Extracted data entries
________________________

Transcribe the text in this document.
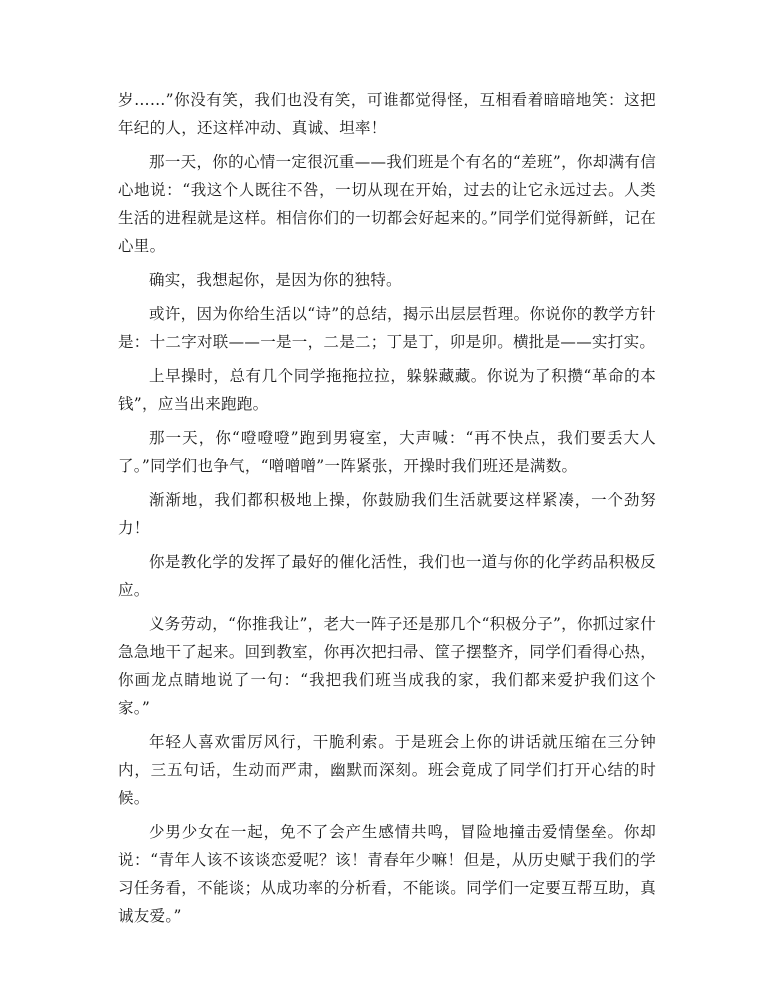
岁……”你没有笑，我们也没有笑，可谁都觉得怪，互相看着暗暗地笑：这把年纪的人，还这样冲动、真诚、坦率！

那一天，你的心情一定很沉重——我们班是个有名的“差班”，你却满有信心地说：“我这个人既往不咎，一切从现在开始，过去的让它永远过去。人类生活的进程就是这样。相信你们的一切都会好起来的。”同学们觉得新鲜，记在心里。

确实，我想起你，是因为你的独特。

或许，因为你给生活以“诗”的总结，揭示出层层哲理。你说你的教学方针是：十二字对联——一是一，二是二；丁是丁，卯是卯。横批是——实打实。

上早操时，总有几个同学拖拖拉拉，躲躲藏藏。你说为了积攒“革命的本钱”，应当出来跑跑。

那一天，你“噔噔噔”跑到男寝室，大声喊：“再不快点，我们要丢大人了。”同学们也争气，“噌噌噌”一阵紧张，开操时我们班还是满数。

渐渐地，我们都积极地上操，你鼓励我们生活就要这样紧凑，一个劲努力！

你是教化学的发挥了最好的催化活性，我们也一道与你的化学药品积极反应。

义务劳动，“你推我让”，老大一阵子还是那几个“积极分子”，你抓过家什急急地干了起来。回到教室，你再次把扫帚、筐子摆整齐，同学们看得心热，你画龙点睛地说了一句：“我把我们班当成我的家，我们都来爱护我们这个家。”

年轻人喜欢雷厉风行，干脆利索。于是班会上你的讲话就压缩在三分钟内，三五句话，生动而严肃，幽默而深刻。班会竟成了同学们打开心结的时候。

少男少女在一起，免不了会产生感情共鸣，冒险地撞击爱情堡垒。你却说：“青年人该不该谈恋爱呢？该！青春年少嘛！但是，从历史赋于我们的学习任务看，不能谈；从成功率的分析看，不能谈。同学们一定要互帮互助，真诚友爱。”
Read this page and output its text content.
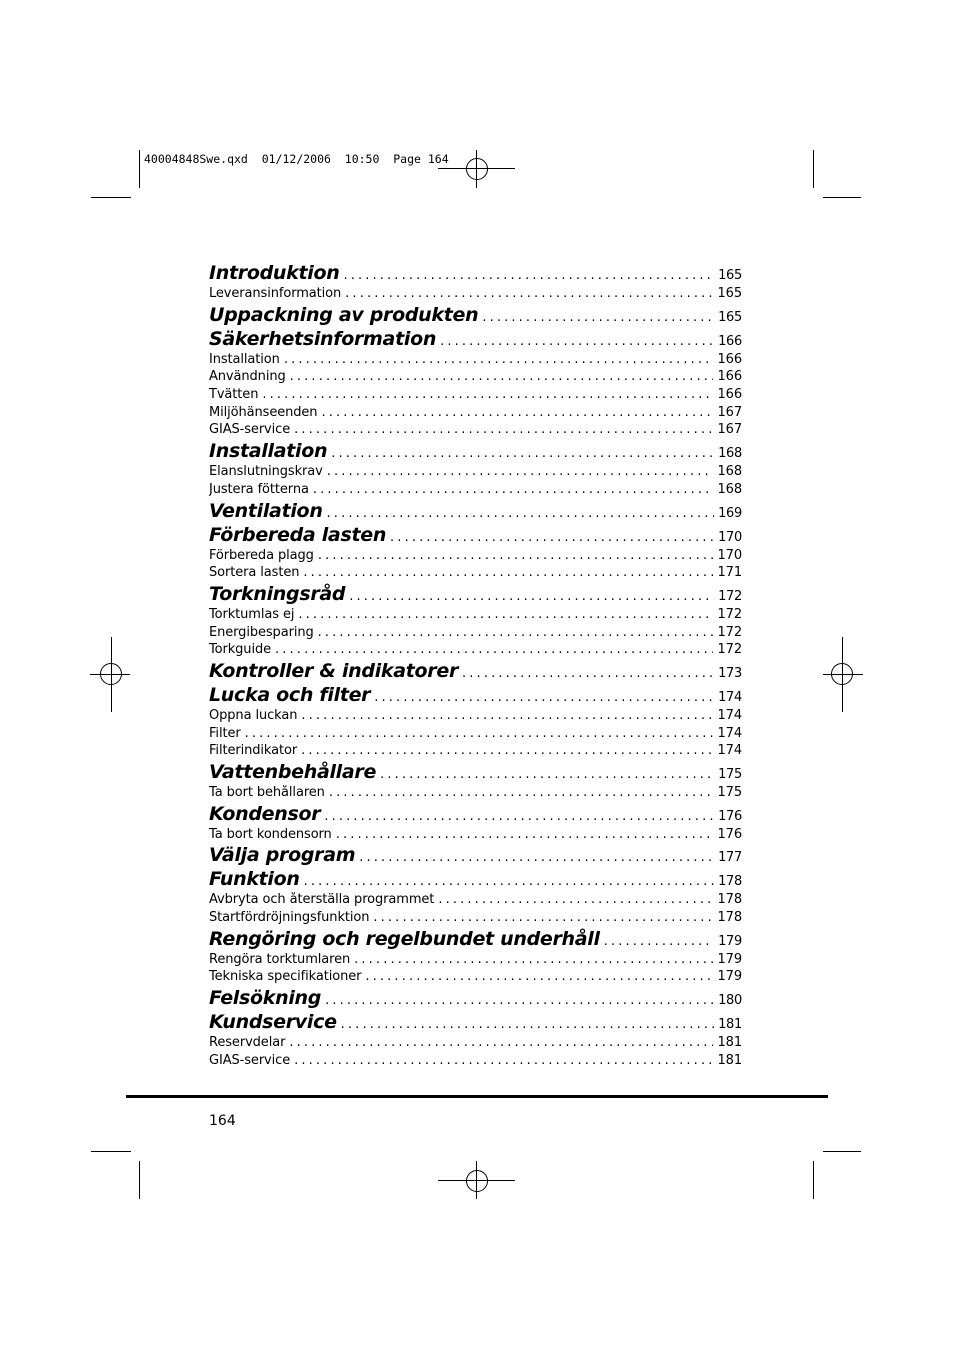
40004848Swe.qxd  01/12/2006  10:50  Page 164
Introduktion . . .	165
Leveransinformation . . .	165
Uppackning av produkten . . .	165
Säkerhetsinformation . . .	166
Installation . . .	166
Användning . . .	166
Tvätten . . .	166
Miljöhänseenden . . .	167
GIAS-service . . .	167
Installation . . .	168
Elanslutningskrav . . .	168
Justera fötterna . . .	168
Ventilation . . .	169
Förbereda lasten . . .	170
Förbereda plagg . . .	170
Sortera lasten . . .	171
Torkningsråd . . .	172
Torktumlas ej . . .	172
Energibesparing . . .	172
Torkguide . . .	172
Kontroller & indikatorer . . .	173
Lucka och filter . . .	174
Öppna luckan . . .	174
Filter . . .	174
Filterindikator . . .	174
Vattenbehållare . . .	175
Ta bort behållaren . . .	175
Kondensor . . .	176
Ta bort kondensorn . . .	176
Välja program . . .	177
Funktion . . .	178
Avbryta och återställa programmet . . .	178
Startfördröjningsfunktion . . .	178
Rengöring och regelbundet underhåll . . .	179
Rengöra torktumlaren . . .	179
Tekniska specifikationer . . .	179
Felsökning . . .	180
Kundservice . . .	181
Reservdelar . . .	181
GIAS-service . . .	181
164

________________________

_What this task involves:_ Nothing but the lines from the line containing "Read this page and output its text content." through the last line of the material may be output, and they must be copied exactly, without pictures.

_Expected answer:_
Read this page and output its text content.
40004848Swe.qxd  01/12/2006  10:50  Page 164
Introduktion . . .	165
Leveransinformation . . .	165
Uppackning av produkten . . .	165
Säkerhetsinformation . . .	166
Installation . . .	166
Användning . . .	166
Tvätten . . .	166
Miljöhänseenden . . .	167
GIAS-service . . .	167
Installation . . .	168
Elanslutningskrav . . .	168
Justera fötterna . . .	168
Ventilation . . .	169
Förbereda lasten . . .	170
Förbereda plagg . . .	170
Sortera lasten . . .	171
Torkningsråd . . .	172
Torktumlas ej . . .	172
Energibesparing . . .	172
Torkguide . . .	172
Kontroller & indikatorer . . .	173
Lucka och filter . . .	174
Öppna luckan . . .	174
Filter . . .	174
Filterindikator . . .	174
Vattenbehållare . . .	175
Ta bort behållaren . . .	175
Kondensor . . .	176
Ta bort kondensorn . . .	176
Välja program . . .	177
Funktion . . .	178
Avbryta och återställa programmet . . .	178
Startfördröjningsfunktion . . .	178
Rengöring och regelbundet underhåll . . .	179
Rengöra torktumlaren . . .	179
Tekniska specifikationer . . .	179
Felsökning . . .	180
Kundservice . . .	181
Reservdelar . . .	181
GIAS-service . . .	181
164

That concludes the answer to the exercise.